* begin DATA FOR PROCESSING *

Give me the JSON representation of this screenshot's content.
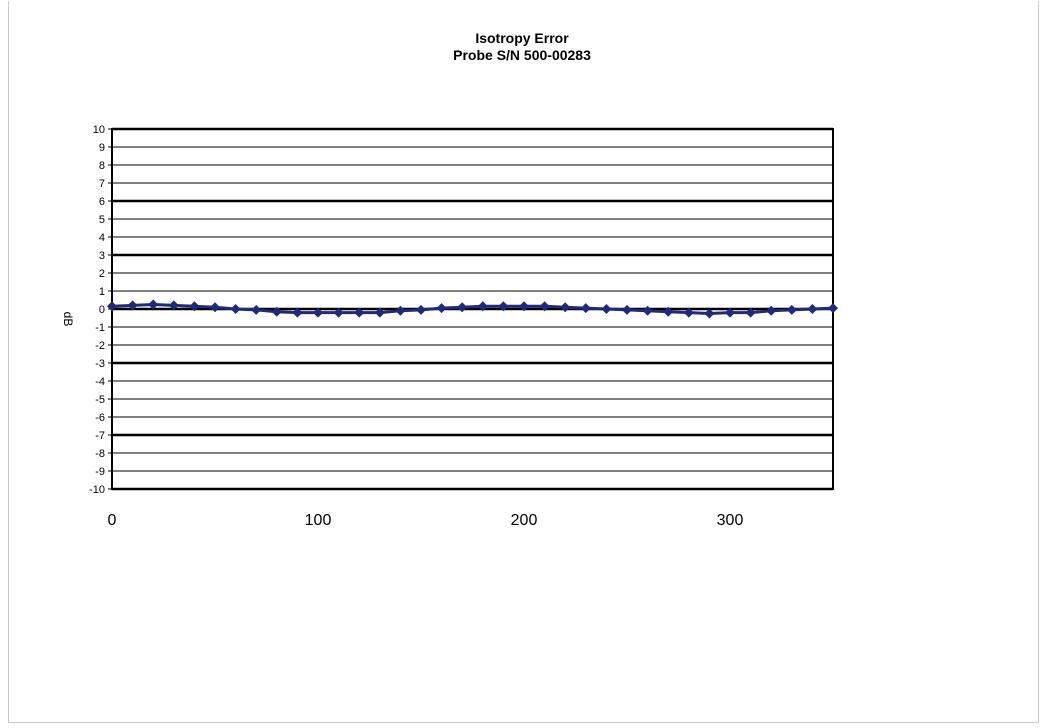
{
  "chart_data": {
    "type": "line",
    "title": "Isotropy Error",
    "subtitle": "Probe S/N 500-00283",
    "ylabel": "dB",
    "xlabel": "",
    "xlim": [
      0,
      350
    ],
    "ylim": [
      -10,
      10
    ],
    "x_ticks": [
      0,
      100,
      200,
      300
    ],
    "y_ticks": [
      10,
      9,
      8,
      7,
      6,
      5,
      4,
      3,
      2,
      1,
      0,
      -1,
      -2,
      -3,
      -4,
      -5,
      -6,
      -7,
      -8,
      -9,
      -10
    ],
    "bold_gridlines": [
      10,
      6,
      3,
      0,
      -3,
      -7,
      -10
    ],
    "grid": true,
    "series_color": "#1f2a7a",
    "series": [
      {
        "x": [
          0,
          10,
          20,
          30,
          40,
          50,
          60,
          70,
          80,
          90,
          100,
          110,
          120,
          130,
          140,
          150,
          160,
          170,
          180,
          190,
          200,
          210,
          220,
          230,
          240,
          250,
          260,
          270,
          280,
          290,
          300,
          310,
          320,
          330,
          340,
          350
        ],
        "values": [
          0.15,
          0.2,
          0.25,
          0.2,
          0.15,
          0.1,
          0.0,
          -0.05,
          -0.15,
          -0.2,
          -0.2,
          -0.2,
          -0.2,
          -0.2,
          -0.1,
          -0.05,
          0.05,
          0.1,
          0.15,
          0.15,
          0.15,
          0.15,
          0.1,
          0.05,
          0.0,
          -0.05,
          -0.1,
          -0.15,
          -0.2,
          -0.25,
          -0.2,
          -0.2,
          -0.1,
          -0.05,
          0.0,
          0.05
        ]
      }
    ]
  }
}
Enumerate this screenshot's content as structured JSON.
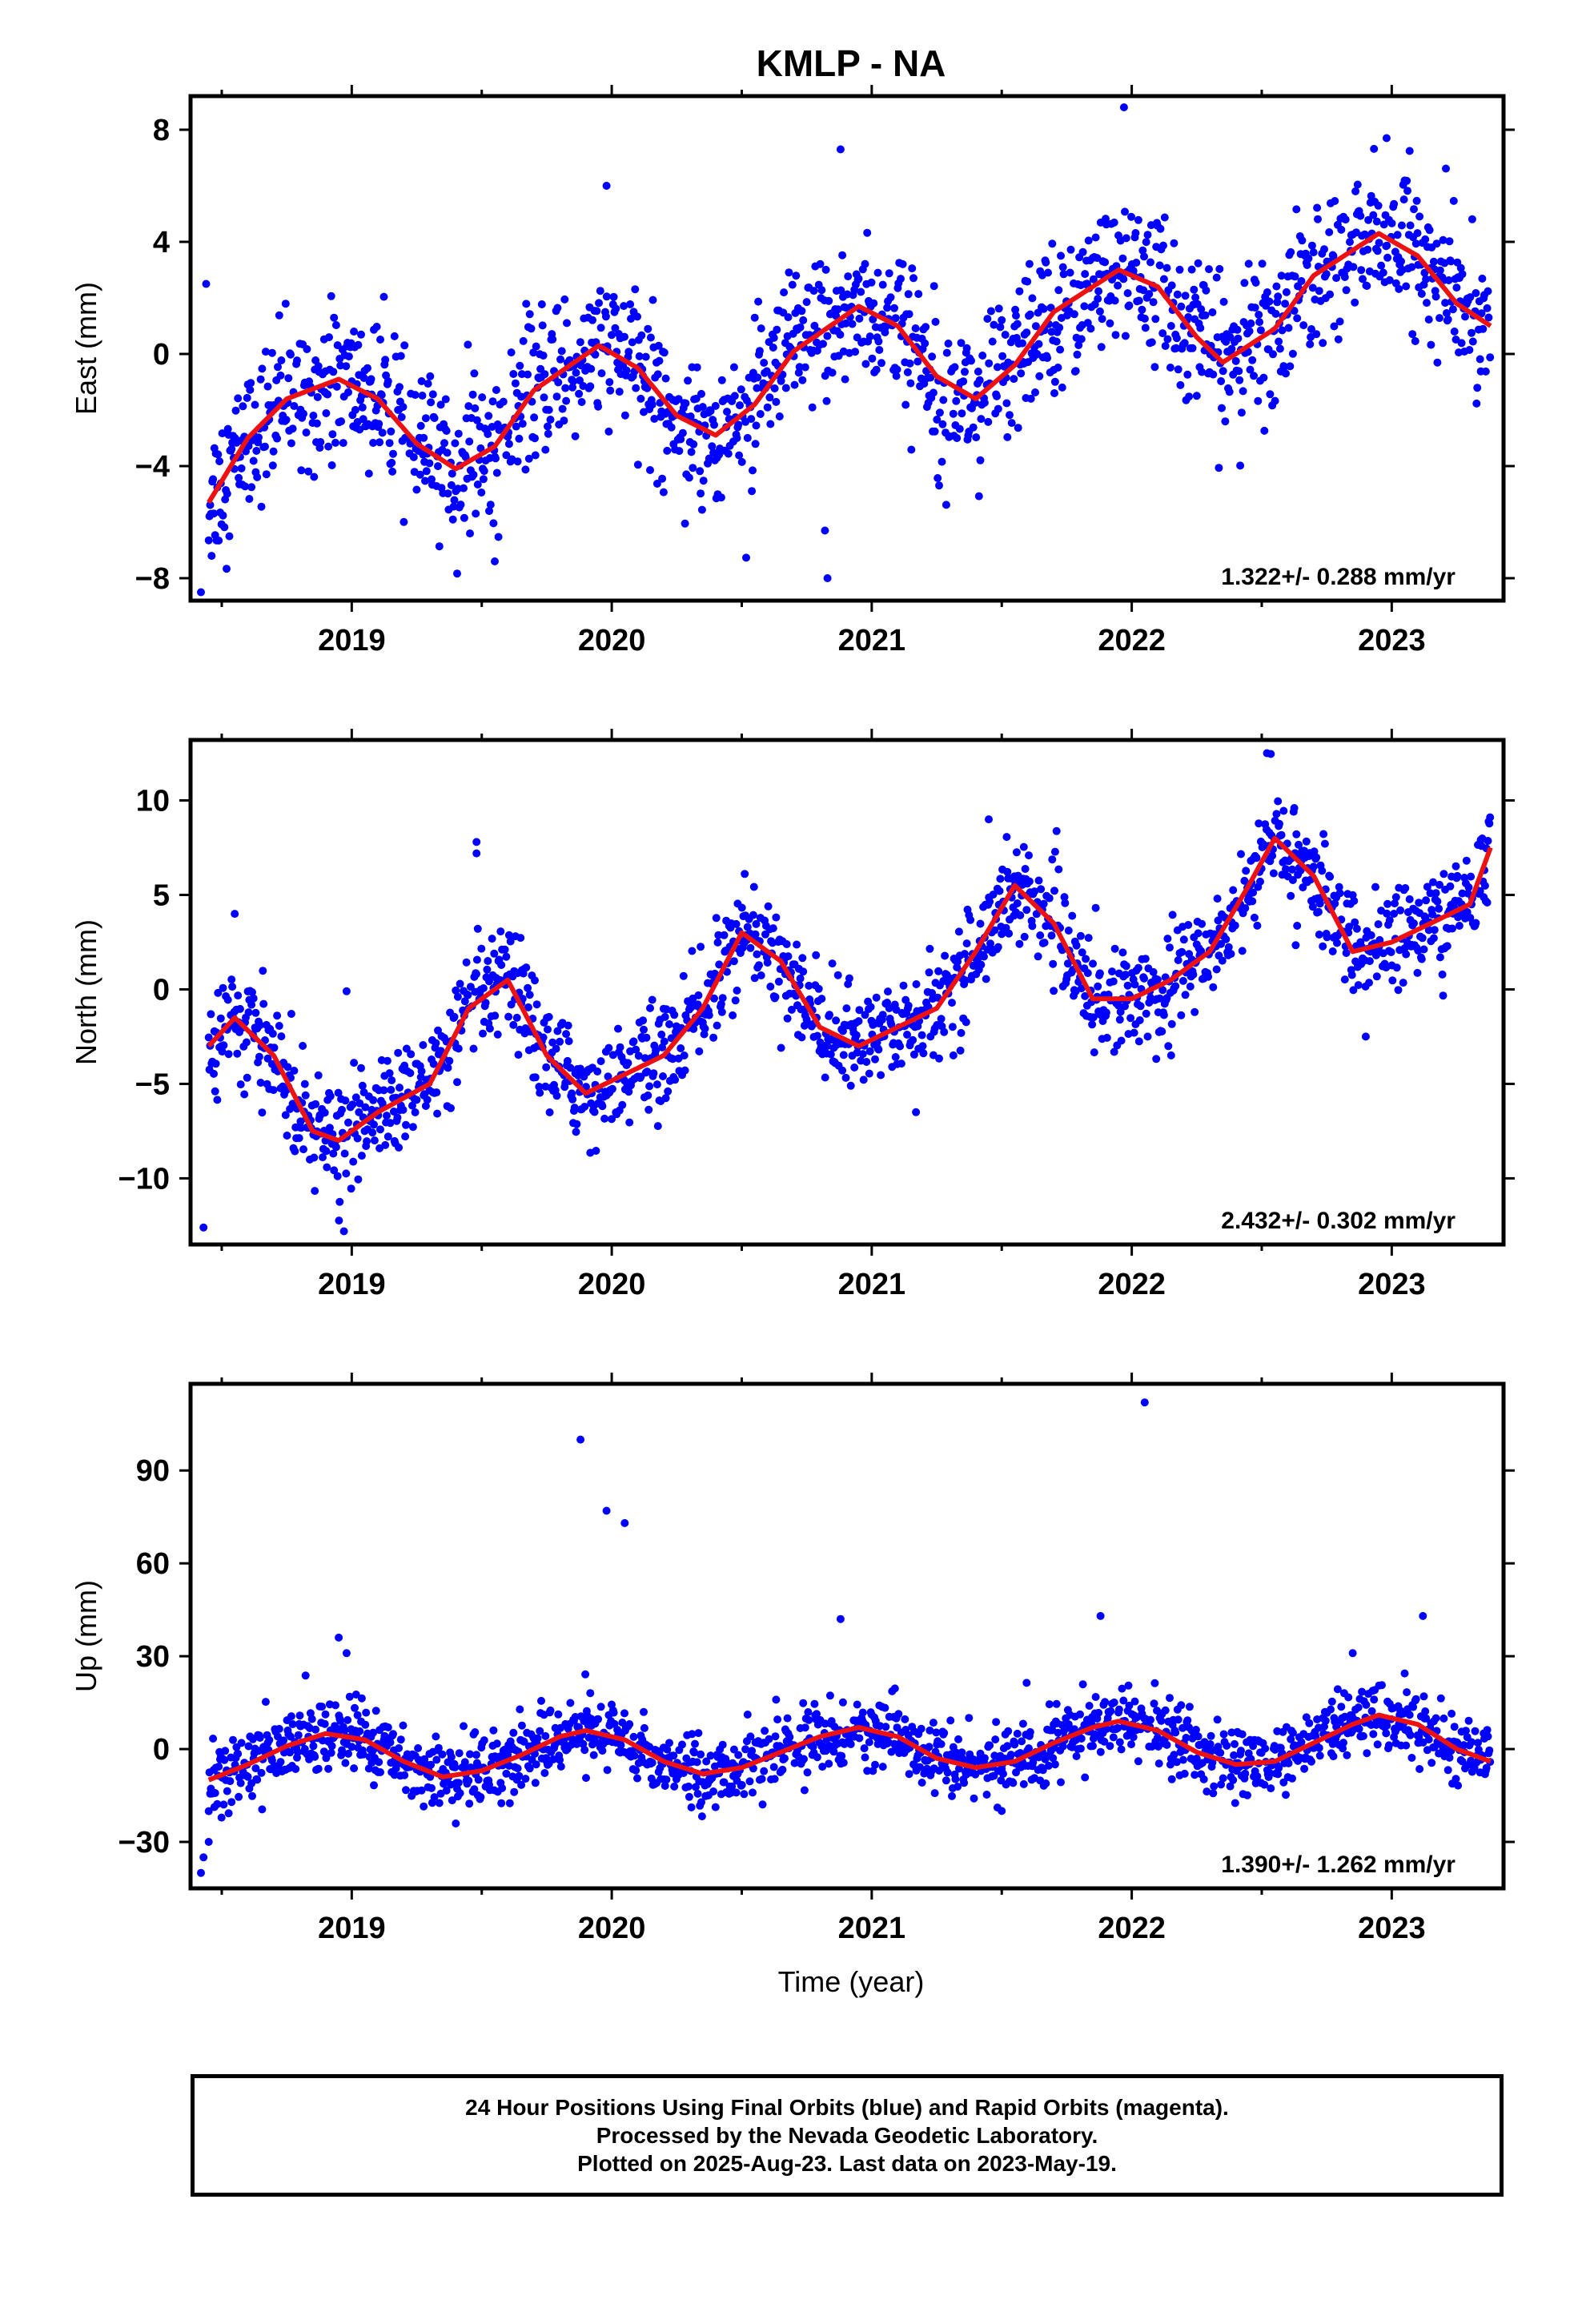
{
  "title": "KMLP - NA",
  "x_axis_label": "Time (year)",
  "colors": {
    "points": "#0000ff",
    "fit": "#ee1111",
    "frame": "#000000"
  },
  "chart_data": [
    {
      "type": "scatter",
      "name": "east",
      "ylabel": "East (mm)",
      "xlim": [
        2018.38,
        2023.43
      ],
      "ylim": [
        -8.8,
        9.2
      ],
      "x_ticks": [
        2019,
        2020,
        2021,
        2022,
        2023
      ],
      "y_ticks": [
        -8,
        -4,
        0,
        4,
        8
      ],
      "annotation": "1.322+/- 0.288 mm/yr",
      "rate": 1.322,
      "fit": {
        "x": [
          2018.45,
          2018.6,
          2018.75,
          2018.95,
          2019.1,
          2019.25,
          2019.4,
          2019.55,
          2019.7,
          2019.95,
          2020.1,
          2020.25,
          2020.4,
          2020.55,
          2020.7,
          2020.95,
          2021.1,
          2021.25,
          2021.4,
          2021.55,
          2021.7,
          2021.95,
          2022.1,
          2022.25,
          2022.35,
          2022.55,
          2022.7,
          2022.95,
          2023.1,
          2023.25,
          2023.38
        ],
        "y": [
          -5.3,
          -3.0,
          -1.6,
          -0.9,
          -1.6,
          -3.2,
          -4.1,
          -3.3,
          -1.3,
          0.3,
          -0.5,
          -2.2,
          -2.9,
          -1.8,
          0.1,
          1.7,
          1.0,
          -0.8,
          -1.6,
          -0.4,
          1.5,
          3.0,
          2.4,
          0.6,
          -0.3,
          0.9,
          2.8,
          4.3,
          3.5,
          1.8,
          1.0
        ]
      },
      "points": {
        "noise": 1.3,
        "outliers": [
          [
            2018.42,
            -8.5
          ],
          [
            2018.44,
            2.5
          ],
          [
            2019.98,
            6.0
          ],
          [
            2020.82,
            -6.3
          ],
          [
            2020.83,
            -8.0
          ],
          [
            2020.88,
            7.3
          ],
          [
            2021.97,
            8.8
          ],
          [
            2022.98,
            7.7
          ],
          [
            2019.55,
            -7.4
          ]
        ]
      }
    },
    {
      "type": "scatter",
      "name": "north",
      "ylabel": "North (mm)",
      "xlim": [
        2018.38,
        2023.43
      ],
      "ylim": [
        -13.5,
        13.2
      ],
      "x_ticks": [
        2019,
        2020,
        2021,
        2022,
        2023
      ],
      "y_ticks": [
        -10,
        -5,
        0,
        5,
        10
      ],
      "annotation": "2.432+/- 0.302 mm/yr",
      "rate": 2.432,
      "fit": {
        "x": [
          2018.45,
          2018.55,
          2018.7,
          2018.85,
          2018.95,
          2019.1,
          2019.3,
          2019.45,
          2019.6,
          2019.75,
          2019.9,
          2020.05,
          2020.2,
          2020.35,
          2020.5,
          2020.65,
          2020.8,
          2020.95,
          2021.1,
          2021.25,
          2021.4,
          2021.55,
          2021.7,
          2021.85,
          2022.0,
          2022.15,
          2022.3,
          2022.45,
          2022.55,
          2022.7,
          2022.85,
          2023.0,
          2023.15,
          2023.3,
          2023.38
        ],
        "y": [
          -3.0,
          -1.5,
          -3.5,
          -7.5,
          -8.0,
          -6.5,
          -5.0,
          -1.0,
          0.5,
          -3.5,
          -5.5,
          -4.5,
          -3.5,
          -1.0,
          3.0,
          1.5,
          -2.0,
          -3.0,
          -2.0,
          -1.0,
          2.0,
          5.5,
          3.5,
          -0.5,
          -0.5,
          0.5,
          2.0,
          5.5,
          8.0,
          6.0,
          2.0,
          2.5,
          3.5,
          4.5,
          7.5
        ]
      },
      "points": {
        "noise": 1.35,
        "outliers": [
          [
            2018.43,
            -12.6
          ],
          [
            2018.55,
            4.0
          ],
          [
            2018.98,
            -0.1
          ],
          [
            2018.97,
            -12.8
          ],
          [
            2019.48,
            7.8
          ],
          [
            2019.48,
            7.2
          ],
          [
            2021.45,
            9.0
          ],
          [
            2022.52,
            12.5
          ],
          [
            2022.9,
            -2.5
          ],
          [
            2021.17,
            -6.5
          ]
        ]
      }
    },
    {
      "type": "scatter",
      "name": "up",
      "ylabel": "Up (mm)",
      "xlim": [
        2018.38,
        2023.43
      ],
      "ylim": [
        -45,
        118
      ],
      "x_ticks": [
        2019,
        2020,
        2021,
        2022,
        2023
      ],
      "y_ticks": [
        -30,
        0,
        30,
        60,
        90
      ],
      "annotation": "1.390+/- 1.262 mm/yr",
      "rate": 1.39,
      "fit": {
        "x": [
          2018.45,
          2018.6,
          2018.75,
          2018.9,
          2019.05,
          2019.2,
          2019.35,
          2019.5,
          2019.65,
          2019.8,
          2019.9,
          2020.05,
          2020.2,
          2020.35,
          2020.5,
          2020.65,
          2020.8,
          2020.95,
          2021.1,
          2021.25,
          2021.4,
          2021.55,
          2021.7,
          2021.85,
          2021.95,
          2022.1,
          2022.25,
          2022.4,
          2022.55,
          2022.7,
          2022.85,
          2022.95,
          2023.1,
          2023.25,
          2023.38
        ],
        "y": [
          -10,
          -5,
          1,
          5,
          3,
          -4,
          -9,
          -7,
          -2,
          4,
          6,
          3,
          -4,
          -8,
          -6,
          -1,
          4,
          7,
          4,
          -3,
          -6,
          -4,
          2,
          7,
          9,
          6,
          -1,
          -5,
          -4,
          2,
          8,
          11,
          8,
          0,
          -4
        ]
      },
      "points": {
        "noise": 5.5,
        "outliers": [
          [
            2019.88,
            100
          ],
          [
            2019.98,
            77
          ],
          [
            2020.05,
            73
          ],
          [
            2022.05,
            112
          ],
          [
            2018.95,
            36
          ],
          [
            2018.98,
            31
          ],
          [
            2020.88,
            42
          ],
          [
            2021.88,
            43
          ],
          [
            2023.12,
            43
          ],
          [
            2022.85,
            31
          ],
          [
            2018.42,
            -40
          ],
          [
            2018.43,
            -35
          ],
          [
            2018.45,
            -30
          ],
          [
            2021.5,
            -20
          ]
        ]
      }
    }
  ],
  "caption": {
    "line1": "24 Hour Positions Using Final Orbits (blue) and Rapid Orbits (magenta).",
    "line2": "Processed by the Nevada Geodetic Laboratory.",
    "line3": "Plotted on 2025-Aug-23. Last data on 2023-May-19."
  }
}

* end DATA FOR PROCESSING *

# WHAT THE TASK REQUIRES:
Gather each line in the entries above where the string "ylabel" is found.

# SOLUTION TO THIS TASK:
    "ylabel": "dB",
      "ylabel": "East (mm)",
      "ylabel": "North (mm)",
      "ylabel": "Up (mm)",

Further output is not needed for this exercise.